• _WHAT YOU HAVE TO DO_:
For every line in the data below that contains "here", copy the line.

• _MATERIAL PROVIDED_:
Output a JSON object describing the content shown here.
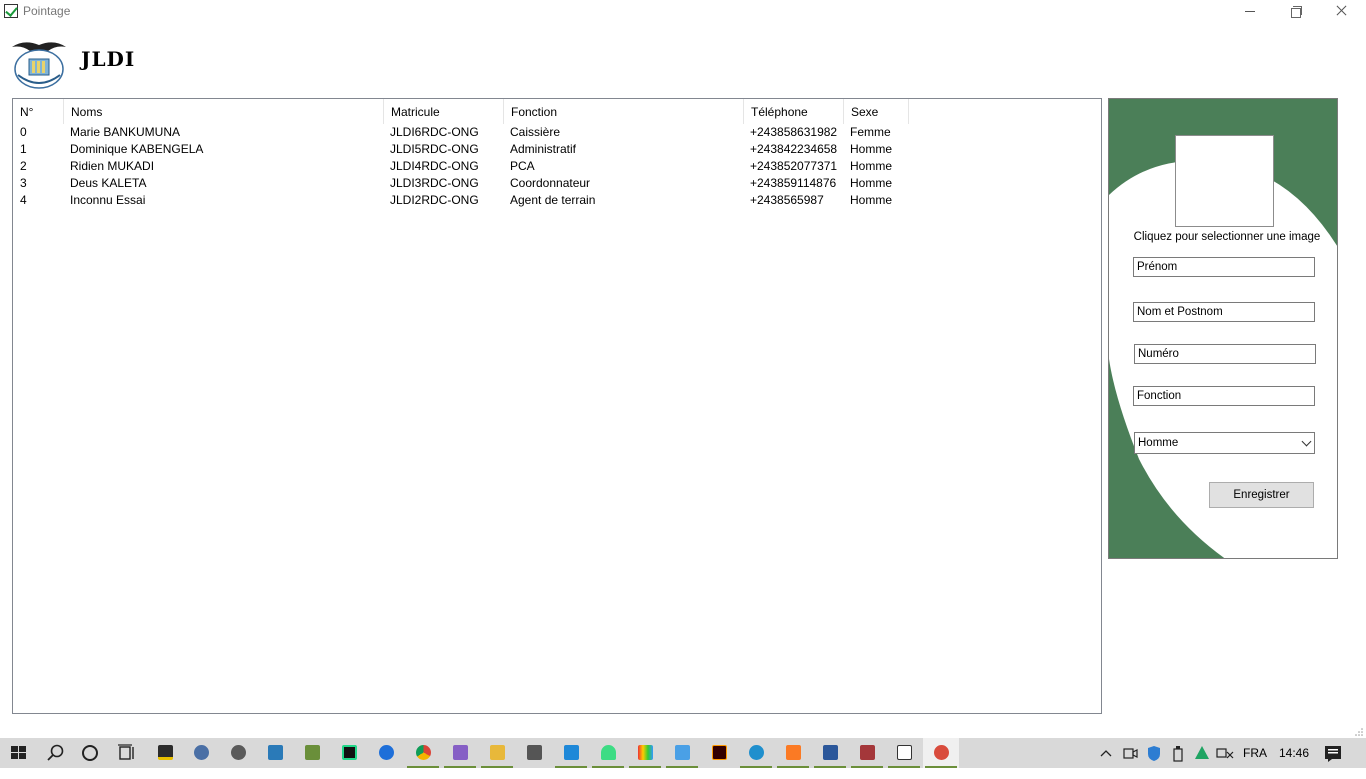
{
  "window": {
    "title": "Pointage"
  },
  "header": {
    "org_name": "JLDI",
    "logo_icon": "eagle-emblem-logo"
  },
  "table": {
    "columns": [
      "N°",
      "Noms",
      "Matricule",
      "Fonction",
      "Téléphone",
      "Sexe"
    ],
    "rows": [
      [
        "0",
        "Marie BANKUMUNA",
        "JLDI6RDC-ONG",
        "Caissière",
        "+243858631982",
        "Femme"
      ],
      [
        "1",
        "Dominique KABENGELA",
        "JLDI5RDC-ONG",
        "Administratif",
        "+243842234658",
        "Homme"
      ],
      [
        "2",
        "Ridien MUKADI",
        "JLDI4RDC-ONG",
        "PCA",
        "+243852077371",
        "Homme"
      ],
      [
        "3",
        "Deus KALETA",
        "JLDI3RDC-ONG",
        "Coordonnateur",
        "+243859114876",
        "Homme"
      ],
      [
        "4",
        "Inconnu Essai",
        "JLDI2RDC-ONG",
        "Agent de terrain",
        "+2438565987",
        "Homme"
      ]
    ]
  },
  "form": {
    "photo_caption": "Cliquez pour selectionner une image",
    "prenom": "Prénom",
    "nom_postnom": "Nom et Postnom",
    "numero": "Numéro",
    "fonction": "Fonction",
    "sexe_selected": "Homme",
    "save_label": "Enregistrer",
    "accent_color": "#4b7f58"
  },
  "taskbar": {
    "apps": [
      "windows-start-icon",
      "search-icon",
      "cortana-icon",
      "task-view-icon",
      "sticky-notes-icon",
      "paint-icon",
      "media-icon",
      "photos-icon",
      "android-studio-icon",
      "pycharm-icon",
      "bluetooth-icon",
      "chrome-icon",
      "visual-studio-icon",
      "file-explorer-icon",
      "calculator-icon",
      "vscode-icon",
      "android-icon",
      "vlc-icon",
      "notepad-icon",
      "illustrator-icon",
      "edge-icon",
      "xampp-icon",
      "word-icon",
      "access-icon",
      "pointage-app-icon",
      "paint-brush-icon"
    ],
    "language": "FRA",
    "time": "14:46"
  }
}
--
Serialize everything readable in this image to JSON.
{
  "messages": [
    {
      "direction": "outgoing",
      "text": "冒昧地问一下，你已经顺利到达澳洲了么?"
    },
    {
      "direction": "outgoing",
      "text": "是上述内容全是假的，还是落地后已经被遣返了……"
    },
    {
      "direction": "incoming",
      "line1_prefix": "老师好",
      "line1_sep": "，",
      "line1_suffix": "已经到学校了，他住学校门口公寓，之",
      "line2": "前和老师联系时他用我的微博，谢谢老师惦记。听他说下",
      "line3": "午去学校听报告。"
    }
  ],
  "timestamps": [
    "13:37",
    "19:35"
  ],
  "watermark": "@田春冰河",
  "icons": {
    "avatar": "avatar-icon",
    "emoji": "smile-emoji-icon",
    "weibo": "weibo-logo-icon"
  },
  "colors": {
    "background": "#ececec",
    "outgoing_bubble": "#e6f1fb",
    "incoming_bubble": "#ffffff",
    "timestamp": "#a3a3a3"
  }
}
--
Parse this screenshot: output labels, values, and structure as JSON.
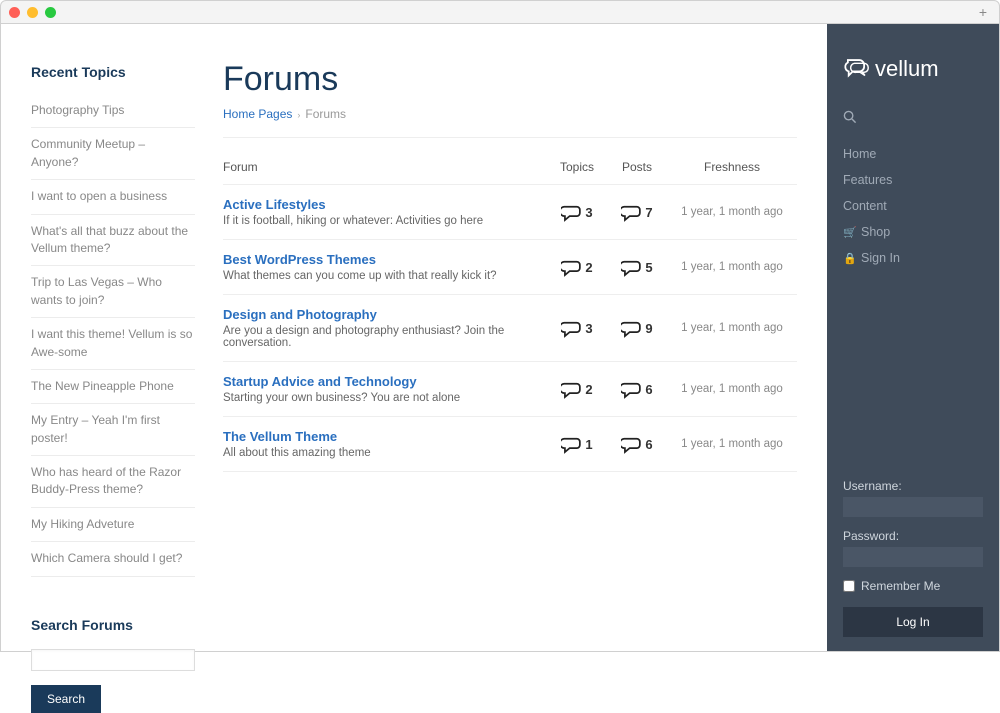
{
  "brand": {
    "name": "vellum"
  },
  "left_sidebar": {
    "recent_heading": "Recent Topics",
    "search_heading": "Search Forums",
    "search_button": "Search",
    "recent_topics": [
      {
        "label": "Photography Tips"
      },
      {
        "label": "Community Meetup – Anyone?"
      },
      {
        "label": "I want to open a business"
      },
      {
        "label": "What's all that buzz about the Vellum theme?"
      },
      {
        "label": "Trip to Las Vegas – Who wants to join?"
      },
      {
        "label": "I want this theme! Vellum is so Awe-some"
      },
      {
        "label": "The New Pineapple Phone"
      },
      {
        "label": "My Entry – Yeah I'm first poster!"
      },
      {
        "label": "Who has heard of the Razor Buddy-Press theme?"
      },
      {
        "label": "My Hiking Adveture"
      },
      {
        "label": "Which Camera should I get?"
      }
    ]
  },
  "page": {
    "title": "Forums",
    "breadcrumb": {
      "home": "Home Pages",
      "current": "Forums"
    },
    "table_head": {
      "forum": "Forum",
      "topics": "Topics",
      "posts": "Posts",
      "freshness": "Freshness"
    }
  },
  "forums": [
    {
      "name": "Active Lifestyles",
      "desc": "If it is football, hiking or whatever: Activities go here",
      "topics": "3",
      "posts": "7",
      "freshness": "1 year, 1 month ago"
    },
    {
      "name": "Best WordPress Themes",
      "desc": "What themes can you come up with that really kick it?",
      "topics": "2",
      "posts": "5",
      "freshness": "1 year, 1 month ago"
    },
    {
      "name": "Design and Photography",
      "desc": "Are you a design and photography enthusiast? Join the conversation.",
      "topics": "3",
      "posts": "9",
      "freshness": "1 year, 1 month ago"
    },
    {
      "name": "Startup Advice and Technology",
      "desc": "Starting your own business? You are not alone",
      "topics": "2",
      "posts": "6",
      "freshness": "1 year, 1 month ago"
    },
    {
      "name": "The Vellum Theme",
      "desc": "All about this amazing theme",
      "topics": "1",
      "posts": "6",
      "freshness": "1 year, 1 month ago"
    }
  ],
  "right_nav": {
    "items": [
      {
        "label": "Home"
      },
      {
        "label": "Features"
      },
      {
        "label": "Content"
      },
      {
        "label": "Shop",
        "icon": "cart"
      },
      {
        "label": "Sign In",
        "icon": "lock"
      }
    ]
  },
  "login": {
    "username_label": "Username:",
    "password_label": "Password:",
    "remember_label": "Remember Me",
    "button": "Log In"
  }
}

• _ANSWER BELOW_:
Output a JSON object describing the content shown here.
      "desc": "If it is football, hiking or whatever: Activities go here",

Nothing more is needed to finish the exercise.